### Instructions for the task
Would you quote the material below in full and unchanged?

═════ Record extracts ═════

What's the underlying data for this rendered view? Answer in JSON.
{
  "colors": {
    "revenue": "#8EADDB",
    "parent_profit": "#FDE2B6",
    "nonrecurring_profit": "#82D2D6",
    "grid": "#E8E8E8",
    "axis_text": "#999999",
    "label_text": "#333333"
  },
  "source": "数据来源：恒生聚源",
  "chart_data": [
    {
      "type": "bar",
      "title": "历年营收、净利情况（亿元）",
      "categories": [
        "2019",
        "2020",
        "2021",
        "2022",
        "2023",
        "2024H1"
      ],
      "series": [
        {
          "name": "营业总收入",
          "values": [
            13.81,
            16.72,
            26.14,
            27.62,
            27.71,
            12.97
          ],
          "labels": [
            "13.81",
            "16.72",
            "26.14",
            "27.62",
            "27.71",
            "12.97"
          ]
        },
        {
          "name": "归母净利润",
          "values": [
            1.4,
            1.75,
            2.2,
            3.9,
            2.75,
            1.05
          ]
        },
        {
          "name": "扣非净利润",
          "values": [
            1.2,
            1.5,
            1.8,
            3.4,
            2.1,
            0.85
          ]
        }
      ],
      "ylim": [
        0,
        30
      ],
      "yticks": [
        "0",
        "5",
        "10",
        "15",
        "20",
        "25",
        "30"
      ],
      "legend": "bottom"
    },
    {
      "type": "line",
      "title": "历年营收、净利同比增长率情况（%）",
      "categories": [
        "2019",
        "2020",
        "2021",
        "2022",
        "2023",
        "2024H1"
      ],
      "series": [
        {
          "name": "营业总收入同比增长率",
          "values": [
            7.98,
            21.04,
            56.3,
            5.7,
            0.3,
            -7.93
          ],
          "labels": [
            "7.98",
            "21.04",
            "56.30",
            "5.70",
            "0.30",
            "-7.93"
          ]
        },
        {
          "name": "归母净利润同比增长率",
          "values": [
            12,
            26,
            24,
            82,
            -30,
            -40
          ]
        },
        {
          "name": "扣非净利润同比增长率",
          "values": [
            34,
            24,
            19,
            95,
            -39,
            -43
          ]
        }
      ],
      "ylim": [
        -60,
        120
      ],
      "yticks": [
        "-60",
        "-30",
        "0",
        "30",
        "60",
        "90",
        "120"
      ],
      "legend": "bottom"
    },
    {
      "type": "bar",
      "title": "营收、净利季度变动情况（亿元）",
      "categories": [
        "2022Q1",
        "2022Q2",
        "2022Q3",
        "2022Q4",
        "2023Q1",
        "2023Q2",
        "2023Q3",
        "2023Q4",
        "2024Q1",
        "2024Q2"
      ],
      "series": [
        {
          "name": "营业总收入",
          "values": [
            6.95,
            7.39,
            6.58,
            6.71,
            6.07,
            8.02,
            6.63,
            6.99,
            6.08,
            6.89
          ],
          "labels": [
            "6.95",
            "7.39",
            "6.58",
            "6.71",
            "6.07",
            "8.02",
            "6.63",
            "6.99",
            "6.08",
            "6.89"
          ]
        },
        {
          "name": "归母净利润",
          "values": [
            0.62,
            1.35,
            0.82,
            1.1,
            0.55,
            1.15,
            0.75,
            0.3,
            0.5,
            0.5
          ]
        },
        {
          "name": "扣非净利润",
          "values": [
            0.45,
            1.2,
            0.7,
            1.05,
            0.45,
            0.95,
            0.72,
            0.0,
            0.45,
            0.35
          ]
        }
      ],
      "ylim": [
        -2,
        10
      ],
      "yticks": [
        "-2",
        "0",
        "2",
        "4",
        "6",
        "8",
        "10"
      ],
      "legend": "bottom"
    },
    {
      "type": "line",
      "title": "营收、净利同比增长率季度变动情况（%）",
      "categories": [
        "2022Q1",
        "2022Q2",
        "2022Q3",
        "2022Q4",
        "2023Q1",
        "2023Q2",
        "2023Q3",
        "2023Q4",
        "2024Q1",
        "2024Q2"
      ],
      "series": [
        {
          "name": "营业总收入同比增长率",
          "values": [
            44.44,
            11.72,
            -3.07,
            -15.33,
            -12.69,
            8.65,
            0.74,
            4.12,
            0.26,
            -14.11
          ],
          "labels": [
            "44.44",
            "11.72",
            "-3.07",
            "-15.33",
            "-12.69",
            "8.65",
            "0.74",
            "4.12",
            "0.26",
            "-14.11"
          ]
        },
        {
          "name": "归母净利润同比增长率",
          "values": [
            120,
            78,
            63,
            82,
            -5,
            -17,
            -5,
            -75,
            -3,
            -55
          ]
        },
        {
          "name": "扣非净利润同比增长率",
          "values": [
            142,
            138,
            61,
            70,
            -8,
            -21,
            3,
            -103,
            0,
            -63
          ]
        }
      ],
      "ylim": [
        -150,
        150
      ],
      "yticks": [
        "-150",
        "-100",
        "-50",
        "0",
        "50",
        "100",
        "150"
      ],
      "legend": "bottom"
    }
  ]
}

═════

### Task response
What's the underlying data for this rendered view? Answer in JSON.
{
  "colors": {
    "revenue": "#8EADDB",
    "parent_profit": "#FDE2B6",
    "nonrecurring_profit": "#82D2D6",
    "grid": "#E8E8E8",
    "axis_text": "#999999",
    "label_text": "#333333"
  },
  "source": "数据来源：恒生聚源",
  "chart_data": [
    {
      "type": "bar",
      "title": "历年营收、净利情况（亿元）",
      "categories": [
        "2019",
        "2020",
        "2021",
        "2022",
        "2023",
        "2024H1"
      ],
      "series": [
        {
          "name": "营业总收入",
          "values": [
            13.81,
            16.72,
            26.14,
            27.62,
            27.71,
            12.97
          ],
          "labels": [
            "13.81",
            "16.72",
            "26.14",
            "27.62",
            "27.71",
            "12.97"
          ]
        },
        {
          "name": "归母净利润",
          "values": [
            1.4,
            1.75,
            2.2,
            3.9,
            2.75,
            1.05
          ]
        },
        {
          "name": "扣非净利润",
          "values": [
            1.2,
            1.5,
            1.8,
            3.4,
            2.1,
            0.85
          ]
        }
      ],
      "ylim": [
        0,
        30
      ],
      "yticks": [
        "0",
        "5",
        "10",
        "15",
        "20",
        "25",
        "30"
      ],
      "legend": "bottom"
    },
    {
      "type": "line",
      "title": "历年营收、净利同比增长率情况（%）",
      "categories": [
        "2019",
        "2020",
        "2021",
        "2022",
        "2023",
        "2024H1"
      ],
      "series": [
        {
          "name": "营业总收入同比增长率",
          "values": [
            7.98,
            21.04,
            56.3,
            5.7,
            0.3,
            -7.93
          ],
          "labels": [
            "7.98",
            "21.04",
            "56.30",
            "5.70",
            "0.30",
            "-7.93"
          ]
        },
        {
          "name": "归母净利润同比增长率",
          "values": [
            12,
            26,
            24,
            82,
            -30,
            -40
          ]
        },
        {
          "name": "扣非净利润同比增长率",
          "values": [
            34,
            24,
            19,
            95,
            -39,
            -43
          ]
        }
      ],
      "ylim": [
        -60,
        120
      ],
      "yticks": [
        "-60",
        "-30",
        "0",
        "30",
        "60",
        "90",
        "120"
      ],
      "legend": "bottom"
    },
    {
      "type": "bar",
      "title": "营收、净利季度变动情况（亿元）",
      "categories": [
        "2022Q1",
        "2022Q2",
        "2022Q3",
        "2022Q4",
        "2023Q1",
        "2023Q2",
        "2023Q3",
        "2023Q4",
        "2024Q1",
        "2024Q2"
      ],
      "series": [
        {
          "name": "营业总收入",
          "values": [
            6.95,
            7.39,
            6.58,
            6.71,
            6.07,
            8.02,
            6.63,
            6.99,
            6.08,
            6.89
          ],
          "labels": [
            "6.95",
            "7.39",
            "6.58",
            "6.71",
            "6.07",
            "8.02",
            "6.63",
            "6.99",
            "6.08",
            "6.89"
          ]
        },
        {
          "name": "归母净利润",
          "values": [
            0.62,
            1.35,
            0.82,
            1.1,
            0.55,
            1.15,
            0.75,
            0.3,
            0.5,
            0.5
          ]
        },
        {
          "name": "扣非净利润",
          "values": [
            0.45,
            1.2,
            0.7,
            1.05,
            0.45,
            0.95,
            0.72,
            0.0,
            0.45,
            0.35
          ]
        }
      ],
      "ylim": [
        -2,
        10
      ],
      "yticks": [
        "-2",
        "0",
        "2",
        "4",
        "6",
        "8",
        "10"
      ],
      "legend": "bottom"
    },
    {
      "type": "line",
      "title": "营收、净利同比增长率季度变动情况（%）",
      "categories": [
        "2022Q1",
        "2022Q2",
        "2022Q3",
        "2022Q4",
        "2023Q1",
        "2023Q2",
        "2023Q3",
        "2023Q4",
        "2024Q1",
        "2024Q2"
      ],
      "series": [
        {
          "name": "营业总收入同比增长率",
          "values": [
            44.44,
            11.72,
            -3.07,
            -15.33,
            -12.69,
            8.65,
            0.74,
            4.12,
            0.26,
            -14.11
          ],
          "labels": [
            "44.44",
            "11.72",
            "-3.07",
            "-15.33",
            "-12.69",
            "8.65",
            "0.74",
            "4.12",
            "0.26",
            "-14.11"
          ]
        },
        {
          "name": "归母净利润同比增长率",
          "values": [
            120,
            78,
            63,
            82,
            -5,
            -17,
            -5,
            -75,
            -3,
            -55
          ]
        },
        {
          "name": "扣非净利润同比增长率",
          "values": [
            142,
            138,
            61,
            70,
            -8,
            -21,
            3,
            -103,
            0,
            -63
          ]
        }
      ],
      "ylim": [
        -150,
        150
      ],
      "yticks": [
        "-150",
        "-100",
        "-50",
        "0",
        "50",
        "100",
        "150"
      ],
      "legend": "bottom"
    }
  ]
}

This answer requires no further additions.